- _What you should do_:
Copy every entry exactly as given, minus the images.

# START OF Extracted records

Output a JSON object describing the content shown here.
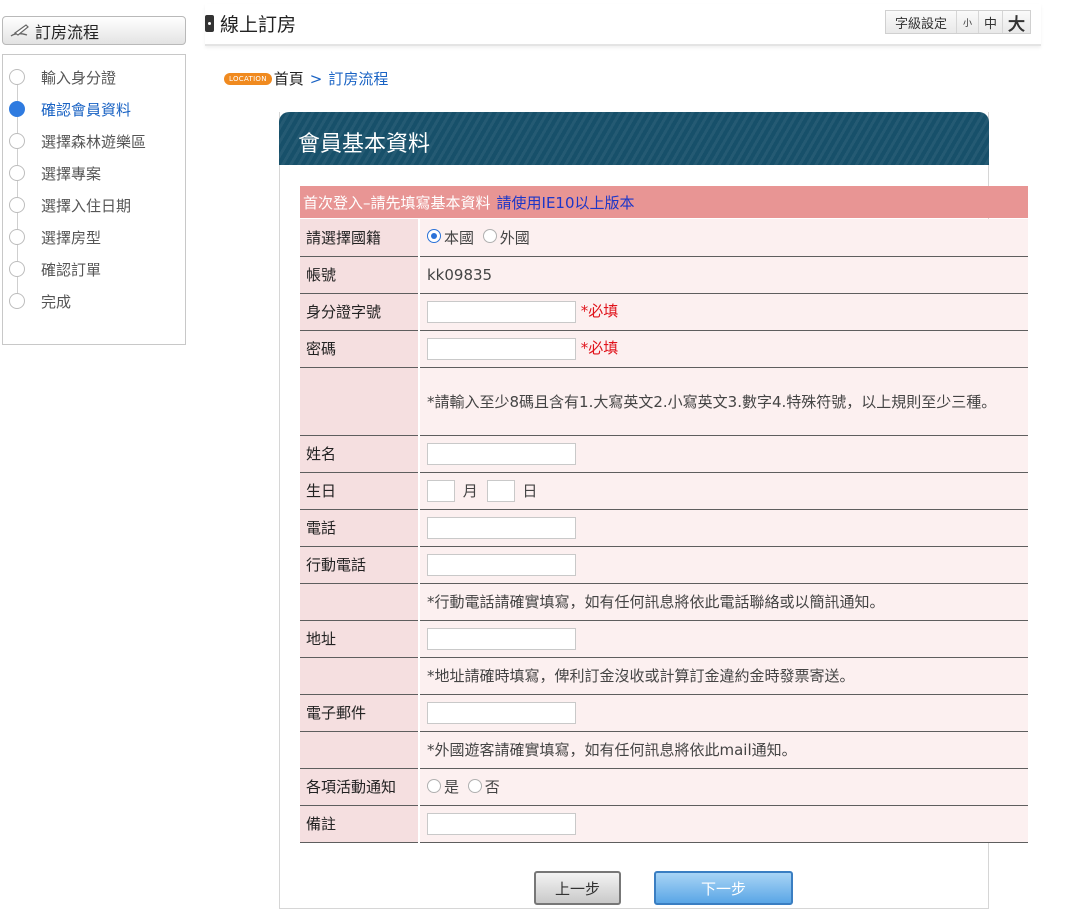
{
  "sidebar": {
    "title": "訂房流程",
    "steps": [
      {
        "label": "輸入身分證",
        "active": false
      },
      {
        "label": "確認會員資料",
        "active": true
      },
      {
        "label": "選擇森林遊樂區",
        "active": false
      },
      {
        "label": "選擇專案",
        "active": false
      },
      {
        "label": "選擇入住日期",
        "active": false
      },
      {
        "label": "選擇房型",
        "active": false
      },
      {
        "label": "確認訂單",
        "active": false
      },
      {
        "label": "完成",
        "active": false
      }
    ]
  },
  "header": {
    "title": "線上訂房",
    "font_size": {
      "label": "字級設定",
      "small": "小",
      "medium": "中",
      "large": "大"
    }
  },
  "breadcrumb": {
    "badge": "LOCATION",
    "home": "首頁",
    "separator": ">",
    "current": "訂房流程"
  },
  "form": {
    "title": "會員基本資料",
    "banner": "首次登入–請先填寫基本資料",
    "banner_hint": "請使用IE10以上版本",
    "nationality": {
      "label": "請選擇國籍",
      "options": [
        "本國",
        "外國"
      ],
      "selected": "本國"
    },
    "account": {
      "label": "帳號",
      "value": "kk09835"
    },
    "id_number": {
      "label": "身分證字號",
      "value": "",
      "required": "*必填"
    },
    "password": {
      "label": "密碼",
      "value": "",
      "required": "*必填"
    },
    "password_rule": "*請輸入至少8碼且含有1.大寫英文2.小寫英文3.數字4.特殊符號，以上規則至少三種。",
    "name": {
      "label": "姓名",
      "value": ""
    },
    "birthday": {
      "label": "生日",
      "month_unit": "月",
      "day_unit": "日",
      "month": "",
      "day": ""
    },
    "phone": {
      "label": "電話",
      "value": ""
    },
    "mobile": {
      "label": "行動電話",
      "value": ""
    },
    "mobile_note": "*行動電話請確實填寫，如有任何訊息將依此電話聯絡或以簡訊通知。",
    "address": {
      "label": "地址",
      "value": ""
    },
    "address_note": "*地址請確時填寫，俾利訂金沒收或計算訂金違約金時發票寄送。",
    "email": {
      "label": "電子郵件",
      "value": ""
    },
    "email_note": "*外國遊客請確實填寫，如有任何訊息將依此mail通知。",
    "notify": {
      "label": "各項活動通知",
      "options": [
        "是",
        "否"
      ],
      "selected": ""
    },
    "remarks": {
      "label": "備註",
      "value": ""
    }
  },
  "buttons": {
    "prev": "上一步",
    "next": "下一步"
  },
  "colors": {
    "banner": "#e89594",
    "label_bg": "#f5dfe0",
    "value_bg": "#fcf0f0",
    "required": "#e0131b",
    "panel_head": "#17506a",
    "link": "#1a63c4"
  }
}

# END OF Extracted records

- _Answer for the task_:
Output a JSON object describing the content shown here.
{
  "sidebar": {
    "title": "訂房流程",
    "steps": [
      {
        "label": "輸入身分證",
        "active": false
      },
      {
        "label": "確認會員資料",
        "active": true
      },
      {
        "label": "選擇森林遊樂區",
        "active": false
      },
      {
        "label": "選擇專案",
        "active": false
      },
      {
        "label": "選擇入住日期",
        "active": false
      },
      {
        "label": "選擇房型",
        "active": false
      },
      {
        "label": "確認訂單",
        "active": false
      },
      {
        "label": "完成",
        "active": false
      }
    ]
  },
  "header": {
    "title": "線上訂房",
    "font_size": {
      "label": "字級設定",
      "small": "小",
      "medium": "中",
      "large": "大"
    }
  },
  "breadcrumb": {
    "badge": "LOCATION",
    "home": "首頁",
    "separator": ">",
    "current": "訂房流程"
  },
  "form": {
    "title": "會員基本資料",
    "banner": "首次登入–請先填寫基本資料",
    "banner_hint": "請使用IE10以上版本",
    "nationality": {
      "label": "請選擇國籍",
      "options": [
        "本國",
        "外國"
      ],
      "selected": "本國"
    },
    "account": {
      "label": "帳號",
      "value": "kk09835"
    },
    "id_number": {
      "label": "身分證字號",
      "value": "",
      "required": "*必填"
    },
    "password": {
      "label": "密碼",
      "value": "",
      "required": "*必填"
    },
    "password_rule": "*請輸入至少8碼且含有1.大寫英文2.小寫英文3.數字4.特殊符號，以上規則至少三種。",
    "name": {
      "label": "姓名",
      "value": ""
    },
    "birthday": {
      "label": "生日",
      "month_unit": "月",
      "day_unit": "日",
      "month": "",
      "day": ""
    },
    "phone": {
      "label": "電話",
      "value": ""
    },
    "mobile": {
      "label": "行動電話",
      "value": ""
    },
    "mobile_note": "*行動電話請確實填寫，如有任何訊息將依此電話聯絡或以簡訊通知。",
    "address": {
      "label": "地址",
      "value": ""
    },
    "address_note": "*地址請確時填寫，俾利訂金沒收或計算訂金違約金時發票寄送。",
    "email": {
      "label": "電子郵件",
      "value": ""
    },
    "email_note": "*外國遊客請確實填寫，如有任何訊息將依此mail通知。",
    "notify": {
      "label": "各項活動通知",
      "options": [
        "是",
        "否"
      ],
      "selected": ""
    },
    "remarks": {
      "label": "備註",
      "value": ""
    }
  },
  "buttons": {
    "prev": "上一步",
    "next": "下一步"
  },
  "colors": {
    "banner": "#e89594",
    "label_bg": "#f5dfe0",
    "value_bg": "#fcf0f0",
    "required": "#e0131b",
    "panel_head": "#17506a",
    "link": "#1a63c4"
  }
}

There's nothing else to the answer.